What is asked
Make an exact copy of the entries, and keep any pictures out of it.

━━━ Given entries ━━━

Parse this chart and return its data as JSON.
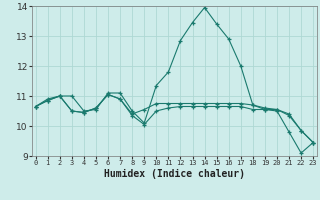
{
  "xlabel": "Humidex (Indice chaleur)",
  "background_color": "#ceecea",
  "grid_color": "#aed8d4",
  "line_color": "#1a7a6e",
  "x_values": [
    0,
    1,
    2,
    3,
    4,
    5,
    6,
    7,
    8,
    9,
    10,
    11,
    12,
    13,
    14,
    15,
    16,
    17,
    18,
    19,
    20,
    21,
    22,
    23
  ],
  "series": [
    [
      10.65,
      10.9,
      11.0,
      11.0,
      10.5,
      10.55,
      11.1,
      11.1,
      10.5,
      10.1,
      11.35,
      11.8,
      12.85,
      13.45,
      13.95,
      13.4,
      12.9,
      12.0,
      10.7,
      10.55,
      10.5,
      9.8,
      9.1,
      9.45
    ],
    [
      10.65,
      10.85,
      11.0,
      10.5,
      10.45,
      10.6,
      11.05,
      10.9,
      10.4,
      10.55,
      10.75,
      10.75,
      10.75,
      10.75,
      10.75,
      10.75,
      10.75,
      10.75,
      10.7,
      10.6,
      10.55,
      10.4,
      9.85,
      9.45
    ],
    [
      10.65,
      10.85,
      11.0,
      10.5,
      10.45,
      10.6,
      11.05,
      10.9,
      10.35,
      10.05,
      10.5,
      10.6,
      10.65,
      10.65,
      10.65,
      10.65,
      10.65,
      10.65,
      10.55,
      10.55,
      10.55,
      10.35,
      9.85,
      9.45
    ]
  ],
  "ylim": [
    9,
    14
  ],
  "xlim_min": -0.3,
  "xlim_max": 23.3,
  "yticks": [
    9,
    10,
    11,
    12,
    13,
    14
  ],
  "xtick_labels": [
    "0",
    "1",
    "2",
    "3",
    "4",
    "5",
    "6",
    "7",
    "8",
    "9",
    "10",
    "11",
    "12",
    "13",
    "14",
    "15",
    "16",
    "17",
    "18",
    "19",
    "20",
    "21",
    "22",
    "23"
  ]
}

━━━

Reply
Parse this chart and return its data as JSON.
{
  "xlabel": "Humidex (Indice chaleur)",
  "background_color": "#ceecea",
  "grid_color": "#aed8d4",
  "line_color": "#1a7a6e",
  "x_values": [
    0,
    1,
    2,
    3,
    4,
    5,
    6,
    7,
    8,
    9,
    10,
    11,
    12,
    13,
    14,
    15,
    16,
    17,
    18,
    19,
    20,
    21,
    22,
    23
  ],
  "series": [
    [
      10.65,
      10.9,
      11.0,
      11.0,
      10.5,
      10.55,
      11.1,
      11.1,
      10.5,
      10.1,
      11.35,
      11.8,
      12.85,
      13.45,
      13.95,
      13.4,
      12.9,
      12.0,
      10.7,
      10.55,
      10.5,
      9.8,
      9.1,
      9.45
    ],
    [
      10.65,
      10.85,
      11.0,
      10.5,
      10.45,
      10.6,
      11.05,
      10.9,
      10.4,
      10.55,
      10.75,
      10.75,
      10.75,
      10.75,
      10.75,
      10.75,
      10.75,
      10.75,
      10.7,
      10.6,
      10.55,
      10.4,
      9.85,
      9.45
    ],
    [
      10.65,
      10.85,
      11.0,
      10.5,
      10.45,
      10.6,
      11.05,
      10.9,
      10.35,
      10.05,
      10.5,
      10.6,
      10.65,
      10.65,
      10.65,
      10.65,
      10.65,
      10.65,
      10.55,
      10.55,
      10.55,
      10.35,
      9.85,
      9.45
    ]
  ],
  "ylim": [
    9,
    14
  ],
  "xlim_min": -0.3,
  "xlim_max": 23.3,
  "yticks": [
    9,
    10,
    11,
    12,
    13,
    14
  ],
  "xtick_labels": [
    "0",
    "1",
    "2",
    "3",
    "4",
    "5",
    "6",
    "7",
    "8",
    "9",
    "10",
    "11",
    "12",
    "13",
    "14",
    "15",
    "16",
    "17",
    "18",
    "19",
    "20",
    "21",
    "22",
    "23"
  ]
}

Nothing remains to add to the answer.